## Start Text to read
It should be noted that the Zip Oyster cards need to be ordered in advance and are normally meant for UK residents - and hence if you plan to make use of them, you must apply early enough as a tourist. There is also an application fee - but the savings should quickly make up for it (unless you're travelling only for a day or two).
Using paper tickets
TfL posters discourage the use of paper tickets within London, and for a good reason. Fares are designed in such a way that it generally costs substantially more to buy a paper ticket compared with using an Oyster or contactless card (note that paper tickets are not available at all for buses and trams). This holds true even for children (see the Young Child discount above instead). Similarly, don't get a paper travelcard either. There are a couple of cases where it is a good idea to use a paper ticket however:
- If you want to explore the London Underground system for fun, or spend time admiring the station architecture. If you enter the system using Oyster or contactless, there is a time limit by which you must complete the journey and exit the system, or you'll be penalised. While the extra charge can be refunded by calling TfL, it can be a hassle to have to do this multiple times, and hence it may be better to get a paper day travelcard (which gives you unlimited travel within the zones on the ticket for a day).
- If all of the below are true: you have a railcard that provides off-peak discount only (such as the 16-25 railcard) and you want to travel during the evening peak period and you want to make a mixed-mode TfL + National Rail journey and you do not intend to reach the cap. The reason is that National Rail defines the peak period to be anytime before 9:30 am, and nothing more. This means that if you use Oyster or contactless during the 4–7PM period, you'll be charged with a peak fare. If you use a paper ticket however, it is defined as off-peak, and the 33% discount that a railcard provides will kick in as a result (note that there is no separate off-peak discount on a regular National Rail paper ticket unlike Oyster), bringing the cost down compared to an undiscounted peak TfL fare. In some cases it may be possible to do this with the morning peak period, depending on the railcard (as most railcards enforce a lower-bound on the fare otherwise).
- If you want to make one, and only one, TfL journey (or only for a day), and cannot use contactless (due to the £7 charge for an Oyster card).
Now, what happens if you need to travel outside London? Things get tricky there, particularly if you use a railcard. Let's illustrate with an example - suppose you want to go from Paddington to Reading. You have a couple of choices:
- You can use contactless. This is £26 during peak periods (as defined by TfL), and £11.6 off-peak
- You can get an off-peak National Rail ticket for £22.6 (which is valid on the TfL evening peak, but not morning). A peak ticket costs £27.6.
## End Text to read
## Start Material provided
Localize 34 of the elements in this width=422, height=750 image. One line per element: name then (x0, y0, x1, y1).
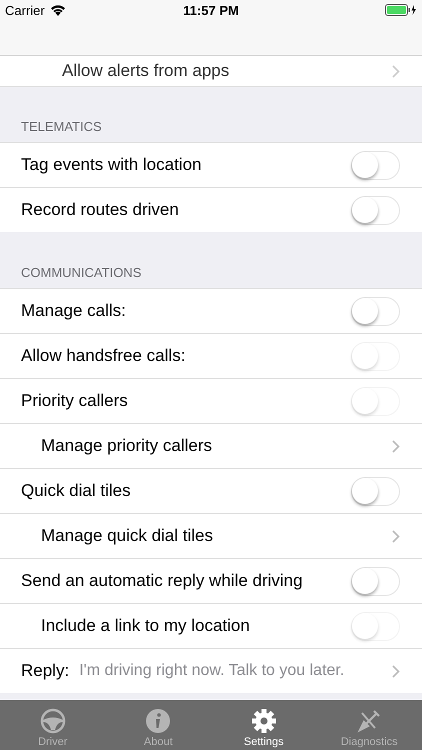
## End Material provided
** To be done **
1. In the text on London fares, how much does an off-peak National Rail ticket from Paddington to Reading cost?
2. List every condition that the text on London fares says must all be true for a paper ticket to be a good idea with a railcard.

** Solutions **
1. £22.6

2.
- You have a railcard that provides off-peak discount only, such as the 16-25 railcard.
- You want to travel during the evening peak period.
- You want to make a mixed-mode TfL + National Rail journey.
- You do not intend to reach the cap.